(Collected data)
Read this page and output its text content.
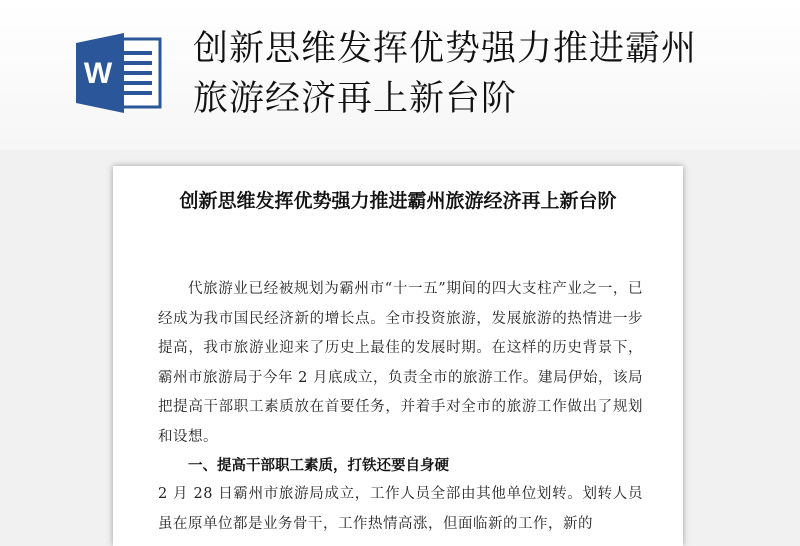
W
创新思维发挥优势强力推进霸州
旅游经济再上新台阶
创新思维发挥优势强力推进霸州旅游经济再上新台阶
代旅游业已经被规划为霸州市“十一五”期间的四大支柱产业之一，已经成为我市国民经济新的增长点。全市投资旅游，发展旅游的热情进一步提高，我市旅游业迎来了历史上最佳的发展时期。在这样的历史背景下，霸州市旅游局于今年 2 月底成立，负责全市的旅游工作。建局伊始，该局把提高干部职工素质放在首要任务，并着手对全市的旅游工作做出了规划和设想。
一、提高干部职工素质，打铁还要自身硬
2 月 28 日霸州市旅游局成立，工作人员全部由其他单位划转。划转人员虽在原单位都是业务骨干，工作热情高涨，但面临新的工作，新的
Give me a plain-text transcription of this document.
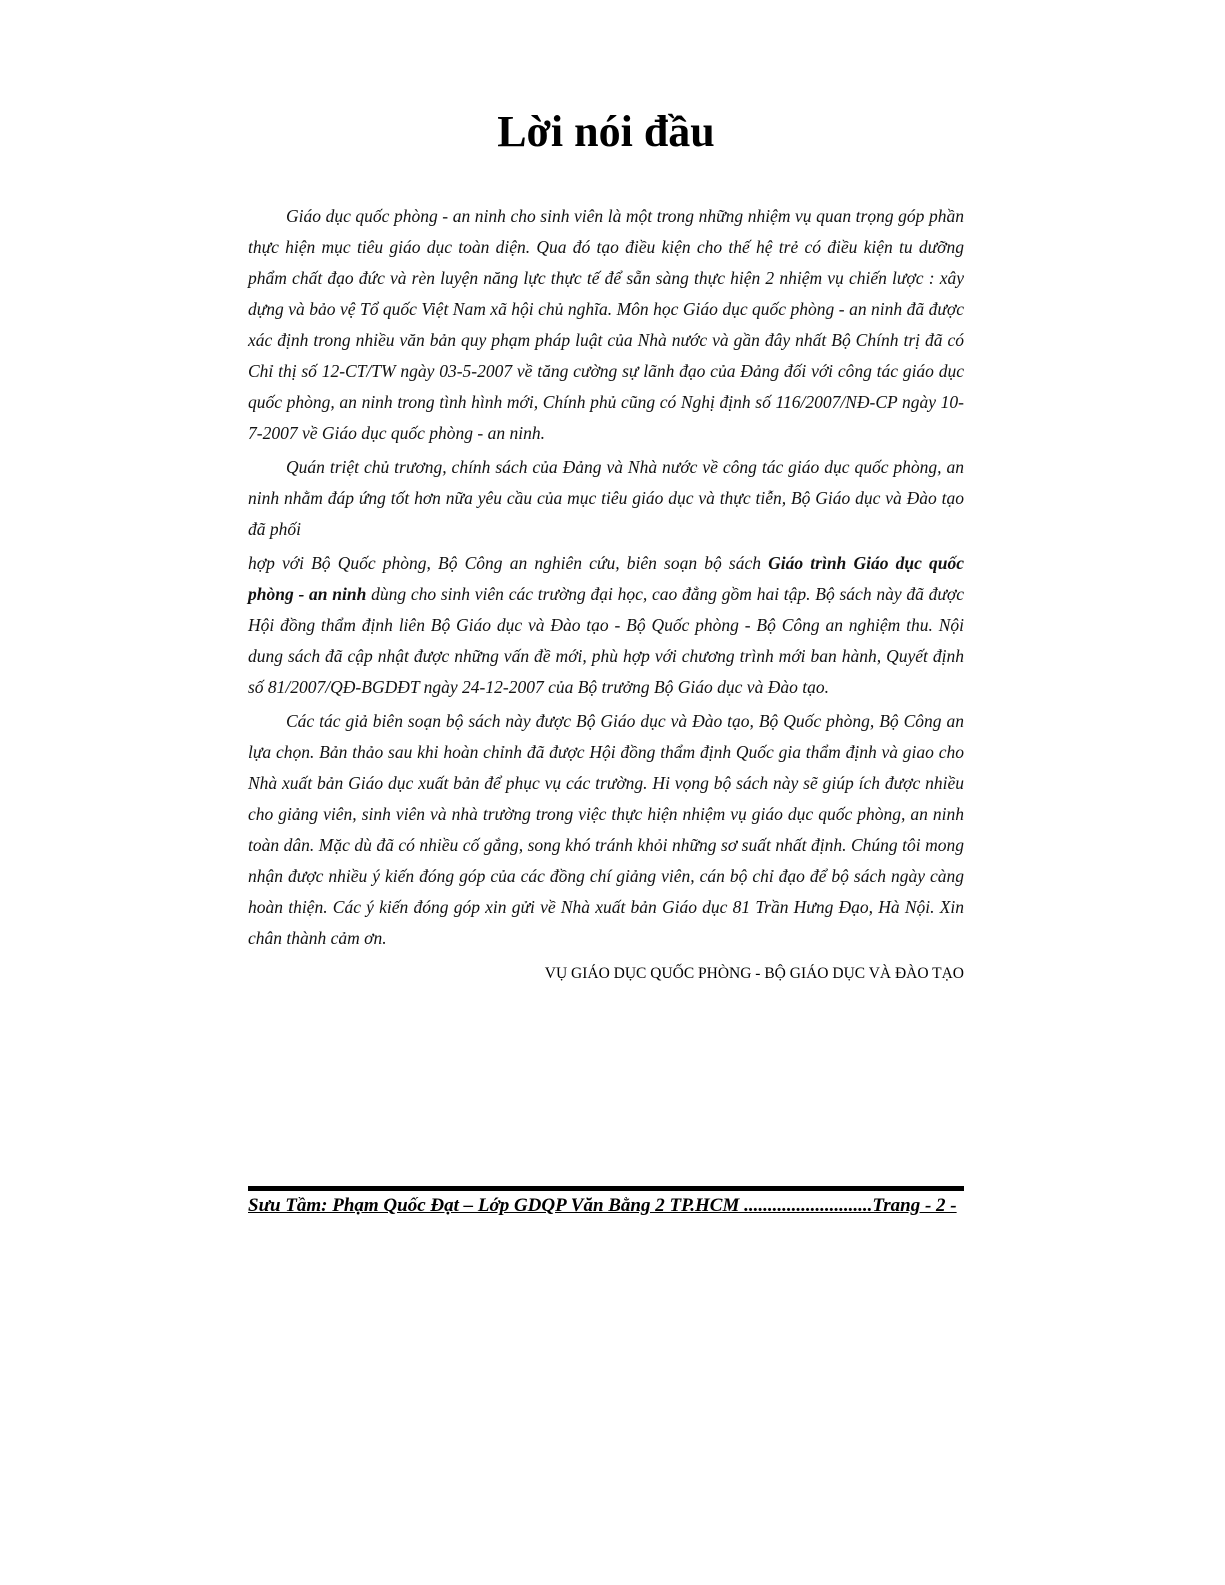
Lời nói đầu

Giáo dục quốc phòng - an ninh cho sinh viên là một trong những nhiệm vụ quan trọng góp phần thực hiện mục tiêu giáo dục toàn diện. Qua đó tạo điều kiện cho thế hệ trẻ có điều kiện tu dưỡng phẩm chất đạo đức và rèn luyện năng lực thực tế để sẵn sàng thực hiện 2 nhiệm vụ chiến lược : xây dựng và bảo vệ Tổ quốc Việt Nam xã hội chủ nghĩa. Môn học Giáo dục quốc phòng - an ninh đã được xác định trong nhiều văn bản quy phạm pháp luật của Nhà nước và gần đây nhất Bộ Chính trị đã có Chỉ thị số 12-CT/TW ngày 03-5-2007 về tăng cường sự lãnh đạo của Đảng đối với công tác giáo dục quốc phòng, an ninh trong tình hình mới, Chính phủ cũng có Nghị định số 116/2007/NĐ-CP ngày 10-7-2007 về Giáo dục quốc phòng - an ninh.

Quán triệt chủ trương, chính sách của Đảng và Nhà nước về công tác giáo dục quốc phòng, an ninh nhằm đáp ứng tốt hơn nữa yêu cầu của mục tiêu giáo dục và thực tiễn, Bộ Giáo dục và Đào tạo đã phối

hợp với Bộ Quốc phòng, Bộ Công an nghiên cứu, biên soạn bộ sách Giáo trình Giáo dục quốc phòng - an ninh dùng cho sinh viên các trường đại học, cao đẳng gồm hai tập. Bộ sách này đã được Hội đồng thẩm định liên Bộ Giáo dục và Đào tạo - Bộ Quốc phòng - Bộ Công an nghiệm thu. Nội dung sách đã cập nhật được những vấn đề mới, phù hợp với chương trình mới ban hành, Quyết định số 81/2007/QĐ-BGDĐT ngày 24-12-2007 của Bộ trưởng Bộ Giáo dục và Đào tạo.

Các tác giả biên soạn bộ sách này được Bộ Giáo dục và Đào tạo, Bộ Quốc phòng, Bộ Công an lựa chọn. Bản thảo sau khi hoàn chỉnh đã được Hội đồng thẩm định Quốc gia thẩm định và giao cho Nhà xuất bản Giáo dục xuất bản để phục vụ các trường. Hi vọng bộ sách này sẽ giúp ích được nhiều cho giảng viên, sinh viên và nhà trường trong việc thực hiện nhiệm vụ giáo dục quốc phòng, an ninh toàn dân. Mặc dù đã có nhiều cố gắng, song khó tránh khỏi những sơ suất nhất định. Chúng tôi mong nhận được nhiều ý kiến đóng góp của các đồng chí giảng viên, cán bộ chỉ đạo để bộ sách ngày càng hoàn thiện. Các ý kiến đóng góp xin gửi về Nhà xuất bản Giáo dục 81 Trần Hưng Đạo, Hà Nội. Xin chân thành cảm ơn.

VỤ GIÁO DỤC QUỐC PHÒNG - BỘ GIÁO DỤC VÀ ĐÀO TẠO

Sưu Tầm: Phạm Quốc Đạt – Lớp GDQP Văn Bằng 2 TP.HCM ...........................Trang - 2 -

# [TO BE DONE]
Omit the pictures and output all of the other material exactly.

# [RESPONSE TO THE TASK]
Read this page and output its text content.
W
创新思维发挥优势强力推进霸州
旅游经济再上新台阶
创新思维发挥优势强力推进霸州旅游经济再上新台阶
代旅游业已经被规划为霸州市“十一五”期间的四大支柱产业之一，已经成为我市国民经济新的增长点。全市投资旅游，发展旅游的热情进一步提高，我市旅游业迎来了历史上最佳的发展时期。在这样的历史背景下，霸州市旅游局于今年 2 月底成立，负责全市的旅游工作。建局伊始，该局把提高干部职工素质放在首要任务，并着手对全市的旅游工作做出了规划和设想。
一、提高干部职工素质，打铁还要自身硬
2 月 28 日霸州市旅游局成立，工作人员全部由其他单位划转。划转人员虽在原单位都是业务骨干，工作热情高涨，但面临新的工作，新的
Give me a plain-text transcription of this document.
Lời nói đầu

Giáo dục quốc phòng - an ninh cho sinh viên là một trong những nhiệm vụ quan trọng góp phần thực hiện mục tiêu giáo dục toàn diện. Qua đó tạo điều kiện cho thế hệ trẻ có điều kiện tu dưỡng phẩm chất đạo đức và rèn luyện năng lực thực tế để sẵn sàng thực hiện 2 nhiệm vụ chiến lược : xây dựng và bảo vệ Tổ quốc Việt Nam xã hội chủ nghĩa. Môn học Giáo dục quốc phòng - an ninh đã được xác định trong nhiều văn bản quy phạm pháp luật của Nhà nước và gần đây nhất Bộ Chính trị đã có Chỉ thị số 12-CT/TW ngày 03-5-2007 về tăng cường sự lãnh đạo của Đảng đối với công tác giáo dục quốc phòng, an ninh trong tình hình mới, Chính phủ cũng có Nghị định số 116/2007/NĐ-CP ngày 10-7-2007 về Giáo dục quốc phòng - an ninh.

Quán triệt chủ trương, chính sách của Đảng và Nhà nước về công tác giáo dục quốc phòng, an ninh nhằm đáp ứng tốt hơn nữa yêu cầu của mục tiêu giáo dục và thực tiễn, Bộ Giáo dục và Đào tạo đã phối

hợp với Bộ Quốc phòng, Bộ Công an nghiên cứu, biên soạn bộ sách Giáo trình Giáo dục quốc phòng - an ninh dùng cho sinh viên các trường đại học, cao đẳng gồm hai tập. Bộ sách này đã được Hội đồng thẩm định liên Bộ Giáo dục và Đào tạo - Bộ Quốc phòng - Bộ Công an nghiệm thu. Nội dung sách đã cập nhật được những vấn đề mới, phù hợp với chương trình mới ban hành, Quyết định số 81/2007/QĐ-BGDĐT ngày 24-12-2007 của Bộ trưởng Bộ Giáo dục và Đào tạo.

Các tác giả biên soạn bộ sách này được Bộ Giáo dục và Đào tạo, Bộ Quốc phòng, Bộ Công an lựa chọn. Bản thảo sau khi hoàn chỉnh đã được Hội đồng thẩm định Quốc gia thẩm định và giao cho Nhà xuất bản Giáo dục xuất bản để phục vụ các trường. Hi vọng bộ sách này sẽ giúp ích được nhiều cho giảng viên, sinh viên và nhà trường trong việc thực hiện nhiệm vụ giáo dục quốc phòng, an ninh toàn dân. Mặc dù đã có nhiều cố gắng, song khó tránh khỏi những sơ suất nhất định. Chúng tôi mong nhận được nhiều ý kiến đóng góp của các đồng chí giảng viên, cán bộ chỉ đạo để bộ sách ngày càng hoàn thiện. Các ý kiến đóng góp xin gửi về Nhà xuất bản Giáo dục 81 Trần Hưng Đạo, Hà Nội. Xin chân thành cảm ơn.

VỤ GIÁO DỤC QUỐC PHÒNG - BỘ GIÁO DỤC VÀ ĐÀO TẠO

Sưu Tầm: Phạm Quốc Đạt – Lớp GDQP Văn Bằng 2 TP.HCM ...........................Trang - 2 -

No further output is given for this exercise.